**YOUR GOAL**
Print every line of the records below verbatim, with no changes.

**RECORD EXTRACTS**
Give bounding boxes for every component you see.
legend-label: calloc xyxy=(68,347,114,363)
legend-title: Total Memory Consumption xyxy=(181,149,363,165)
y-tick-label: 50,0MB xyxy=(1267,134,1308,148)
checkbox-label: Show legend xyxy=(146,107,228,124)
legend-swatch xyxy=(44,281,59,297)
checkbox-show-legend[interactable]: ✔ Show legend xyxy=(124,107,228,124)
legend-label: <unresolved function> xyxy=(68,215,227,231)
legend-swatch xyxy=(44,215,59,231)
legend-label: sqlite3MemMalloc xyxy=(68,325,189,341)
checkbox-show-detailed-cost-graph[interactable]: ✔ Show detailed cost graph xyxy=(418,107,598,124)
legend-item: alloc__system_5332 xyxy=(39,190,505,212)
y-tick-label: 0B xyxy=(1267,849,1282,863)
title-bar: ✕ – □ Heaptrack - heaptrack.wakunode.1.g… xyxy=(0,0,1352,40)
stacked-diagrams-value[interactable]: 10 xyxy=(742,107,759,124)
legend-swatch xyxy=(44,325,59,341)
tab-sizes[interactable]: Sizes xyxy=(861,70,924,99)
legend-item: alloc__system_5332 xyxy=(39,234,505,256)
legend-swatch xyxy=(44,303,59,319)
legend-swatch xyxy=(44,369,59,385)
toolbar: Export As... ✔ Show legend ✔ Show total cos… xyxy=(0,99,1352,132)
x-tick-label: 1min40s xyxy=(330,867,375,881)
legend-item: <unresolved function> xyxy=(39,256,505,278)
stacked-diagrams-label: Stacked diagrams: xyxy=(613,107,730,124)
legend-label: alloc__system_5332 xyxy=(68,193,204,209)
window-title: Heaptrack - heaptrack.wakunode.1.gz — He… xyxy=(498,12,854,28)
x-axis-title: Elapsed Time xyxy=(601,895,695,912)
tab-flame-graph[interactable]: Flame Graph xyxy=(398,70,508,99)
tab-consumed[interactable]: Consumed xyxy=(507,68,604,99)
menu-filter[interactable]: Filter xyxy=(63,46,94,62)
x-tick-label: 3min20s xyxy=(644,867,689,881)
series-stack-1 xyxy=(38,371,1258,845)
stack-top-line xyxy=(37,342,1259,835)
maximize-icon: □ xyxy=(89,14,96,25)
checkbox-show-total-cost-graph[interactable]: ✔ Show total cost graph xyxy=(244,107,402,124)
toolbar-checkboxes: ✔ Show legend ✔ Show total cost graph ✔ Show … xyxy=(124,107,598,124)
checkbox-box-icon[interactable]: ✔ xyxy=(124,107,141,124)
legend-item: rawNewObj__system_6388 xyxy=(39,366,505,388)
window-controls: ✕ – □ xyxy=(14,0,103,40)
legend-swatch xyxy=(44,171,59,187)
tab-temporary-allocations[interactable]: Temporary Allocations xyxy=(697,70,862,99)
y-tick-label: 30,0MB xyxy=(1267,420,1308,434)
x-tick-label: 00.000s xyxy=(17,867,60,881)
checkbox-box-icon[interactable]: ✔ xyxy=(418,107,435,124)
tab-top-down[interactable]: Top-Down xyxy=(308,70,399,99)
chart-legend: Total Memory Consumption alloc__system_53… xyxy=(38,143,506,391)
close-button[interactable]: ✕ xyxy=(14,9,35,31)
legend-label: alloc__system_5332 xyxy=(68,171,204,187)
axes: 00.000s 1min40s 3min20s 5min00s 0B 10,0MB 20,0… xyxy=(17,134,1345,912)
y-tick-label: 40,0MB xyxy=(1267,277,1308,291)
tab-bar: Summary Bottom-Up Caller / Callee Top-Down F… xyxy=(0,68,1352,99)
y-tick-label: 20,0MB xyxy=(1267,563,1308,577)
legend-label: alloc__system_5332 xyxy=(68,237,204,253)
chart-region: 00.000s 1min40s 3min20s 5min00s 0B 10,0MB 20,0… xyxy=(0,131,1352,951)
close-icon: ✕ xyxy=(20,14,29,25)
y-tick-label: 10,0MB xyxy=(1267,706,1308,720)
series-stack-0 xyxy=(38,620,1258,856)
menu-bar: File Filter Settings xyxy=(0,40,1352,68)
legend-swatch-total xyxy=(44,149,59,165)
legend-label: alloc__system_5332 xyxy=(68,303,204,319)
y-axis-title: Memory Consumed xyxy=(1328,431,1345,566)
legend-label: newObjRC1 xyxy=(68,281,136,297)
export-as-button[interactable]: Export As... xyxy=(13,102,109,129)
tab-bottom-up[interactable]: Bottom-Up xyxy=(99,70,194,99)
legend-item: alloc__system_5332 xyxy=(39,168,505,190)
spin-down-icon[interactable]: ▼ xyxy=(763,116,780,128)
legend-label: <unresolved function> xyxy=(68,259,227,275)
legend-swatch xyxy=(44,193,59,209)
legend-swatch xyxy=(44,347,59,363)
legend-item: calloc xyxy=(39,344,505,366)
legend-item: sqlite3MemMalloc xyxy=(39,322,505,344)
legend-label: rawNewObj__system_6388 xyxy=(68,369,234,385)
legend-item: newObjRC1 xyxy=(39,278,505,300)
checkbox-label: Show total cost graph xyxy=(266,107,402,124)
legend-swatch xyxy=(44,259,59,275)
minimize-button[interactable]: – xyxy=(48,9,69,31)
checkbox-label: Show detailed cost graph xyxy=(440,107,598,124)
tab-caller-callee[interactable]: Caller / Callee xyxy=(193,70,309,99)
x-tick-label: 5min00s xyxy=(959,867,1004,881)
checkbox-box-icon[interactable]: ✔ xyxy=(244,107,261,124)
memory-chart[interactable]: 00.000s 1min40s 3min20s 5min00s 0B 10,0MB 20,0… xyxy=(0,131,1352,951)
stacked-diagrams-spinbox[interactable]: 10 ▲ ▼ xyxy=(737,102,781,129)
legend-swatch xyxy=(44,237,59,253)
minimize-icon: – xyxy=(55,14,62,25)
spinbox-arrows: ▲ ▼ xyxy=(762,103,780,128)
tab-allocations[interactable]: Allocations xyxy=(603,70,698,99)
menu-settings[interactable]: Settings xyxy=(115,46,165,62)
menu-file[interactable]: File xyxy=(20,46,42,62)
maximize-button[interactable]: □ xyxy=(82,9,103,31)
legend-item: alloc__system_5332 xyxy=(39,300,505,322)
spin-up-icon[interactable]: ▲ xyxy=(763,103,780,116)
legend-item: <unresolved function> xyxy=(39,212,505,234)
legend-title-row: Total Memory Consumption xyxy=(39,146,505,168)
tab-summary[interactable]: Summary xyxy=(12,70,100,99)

**COMPLETED EXERCISE**
Give bounding boxes for every component you see.
legend-label: calloc xyxy=(68,347,114,363)
legend-title: Total Memory Consumption xyxy=(181,149,363,165)
y-tick-label: 50,0MB xyxy=(1267,134,1308,148)
checkbox-label: Show legend xyxy=(146,107,228,124)
legend-swatch xyxy=(44,281,59,297)
checkbox-show-legend[interactable]: ✔ Show legend xyxy=(124,107,228,124)
legend-label: <unresolved function> xyxy=(68,215,227,231)
legend-swatch xyxy=(44,215,59,231)
legend-label: sqlite3MemMalloc xyxy=(68,325,189,341)
checkbox-show-detailed-cost-graph[interactable]: ✔ Show detailed cost graph xyxy=(418,107,598,124)
legend-item: alloc__system_5332 xyxy=(39,190,505,212)
y-tick-label: 0B xyxy=(1267,849,1282,863)
title-bar: ✕ – □ Heaptrack - heaptrack.wakunode.1.g… xyxy=(0,0,1352,40)
stacked-diagrams-value[interactable]: 10 xyxy=(742,107,759,124)
legend-swatch xyxy=(44,325,59,341)
tab-sizes[interactable]: Sizes xyxy=(861,70,924,99)
legend-item: alloc__system_5332 xyxy=(39,234,505,256)
legend-swatch xyxy=(44,303,59,319)
legend-swatch xyxy=(44,369,59,385)
toolbar: Export As... ✔ Show legend ✔ Show total cos… xyxy=(0,99,1352,132)
x-tick-label: 1min40s xyxy=(330,867,375,881)
legend-item: <unresolved function> xyxy=(39,256,505,278)
stacked-diagrams-label: Stacked diagrams: xyxy=(613,107,730,124)
legend-label: alloc__system_5332 xyxy=(68,193,204,209)
window-title: Heaptrack - heaptrack.wakunode.1.gz — He… xyxy=(498,12,854,28)
x-axis-title: Elapsed Time xyxy=(601,895,695,912)
tab-flame-graph[interactable]: Flame Graph xyxy=(398,70,508,99)
tab-consumed[interactable]: Consumed xyxy=(507,68,604,99)
menu-filter[interactable]: Filter xyxy=(63,46,94,62)
x-tick-label: 3min20s xyxy=(644,867,689,881)
series-stack-1 xyxy=(38,371,1258,845)
stack-top-line xyxy=(37,342,1259,835)
maximize-icon: □ xyxy=(89,14,96,25)
checkbox-show-total-cost-graph[interactable]: ✔ Show total cost graph xyxy=(244,107,402,124)
toolbar-checkboxes: ✔ Show legend ✔ Show total cost graph ✔ Show … xyxy=(124,107,598,124)
checkbox-box-icon[interactable]: ✔ xyxy=(124,107,141,124)
legend-item: rawNewObj__system_6388 xyxy=(39,366,505,388)
window-controls: ✕ – □ xyxy=(14,0,103,40)
legend-swatch xyxy=(44,171,59,187)
tab-temporary-allocations[interactable]: Temporary Allocations xyxy=(697,70,862,99)
y-tick-label: 30,0MB xyxy=(1267,420,1308,434)
x-tick-label: 00.000s xyxy=(17,867,60,881)
checkbox-box-icon[interactable]: ✔ xyxy=(418,107,435,124)
tab-top-down[interactable]: Top-Down xyxy=(308,70,399,99)
chart-legend: Total Memory Consumption alloc__system_53… xyxy=(38,143,506,391)
close-button[interactable]: ✕ xyxy=(14,9,35,31)
legend-label: alloc__system_5332 xyxy=(68,171,204,187)
axes: 00.000s 1min40s 3min20s 5min00s 0B 10,0MB 20,0… xyxy=(17,134,1345,912)
y-tick-label: 40,0MB xyxy=(1267,277,1308,291)
tab-bar: Summary Bottom-Up Caller / Callee Top-Down F… xyxy=(0,68,1352,99)
y-tick-label: 20,0MB xyxy=(1267,563,1308,577)
legend-label: alloc__system_5332 xyxy=(68,237,204,253)
chart-region: 00.000s 1min40s 3min20s 5min00s 0B 10,0MB 20,0… xyxy=(0,131,1352,951)
close-icon: ✕ xyxy=(20,14,29,25)
y-tick-label: 10,0MB xyxy=(1267,706,1308,720)
series-stack-0 xyxy=(38,620,1258,856)
menu-bar: File Filter Settings xyxy=(0,40,1352,68)
legend-swatch-total xyxy=(44,149,59,165)
legend-label: alloc__system_5332 xyxy=(68,303,204,319)
y-axis-title: Memory Consumed xyxy=(1328,431,1345,566)
legend-label: newObjRC1 xyxy=(68,281,136,297)
export-as-button[interactable]: Export As... xyxy=(13,102,109,129)
tab-bottom-up[interactable]: Bottom-Up xyxy=(99,70,194,99)
legend-item: alloc__system_5332 xyxy=(39,168,505,190)
spin-down-icon[interactable]: ▼ xyxy=(763,116,780,128)
legend-label: <unresolved function> xyxy=(68,259,227,275)
legend-swatch xyxy=(44,193,59,209)
legend-swatch xyxy=(44,347,59,363)
legend-item: calloc xyxy=(39,344,505,366)
legend-item: sqlite3MemMalloc xyxy=(39,322,505,344)
legend-label: rawNewObj__system_6388 xyxy=(68,369,234,385)
legend-item: newObjRC1 xyxy=(39,278,505,300)
checkbox-label: Show total cost graph xyxy=(266,107,402,124)
legend-swatch xyxy=(44,259,59,275)
minimize-button[interactable]: – xyxy=(48,9,69,31)
checkbox-label: Show detailed cost graph xyxy=(440,107,598,124)
tab-caller-callee[interactable]: Caller / Callee xyxy=(193,70,309,99)
x-tick-label: 5min00s xyxy=(959,867,1004,881)
checkbox-box-icon[interactable]: ✔ xyxy=(244,107,261,124)
memory-chart[interactable]: 00.000s 1min40s 3min20s 5min00s 0B 10,0MB 20,0… xyxy=(0,131,1352,951)
stacked-diagrams-spinbox[interactable]: 10 ▲ ▼ xyxy=(737,102,781,129)
legend-swatch xyxy=(44,237,59,253)
minimize-icon: – xyxy=(55,14,62,25)
spinbox-arrows: ▲ ▼ xyxy=(762,103,780,128)
tab-allocations[interactable]: Allocations xyxy=(603,70,698,99)
menu-settings[interactable]: Settings xyxy=(115,46,165,62)
menu-file[interactable]: File xyxy=(20,46,42,62)
maximize-button[interactable]: □ xyxy=(82,9,103,31)
legend-item: alloc__system_5332 xyxy=(39,300,505,322)
spin-up-icon[interactable]: ▲ xyxy=(763,103,780,116)
legend-item: <unresolved function> xyxy=(39,212,505,234)
legend-title-row: Total Memory Consumption xyxy=(39,146,505,168)
tab-summary[interactable]: Summary xyxy=(12,70,100,99)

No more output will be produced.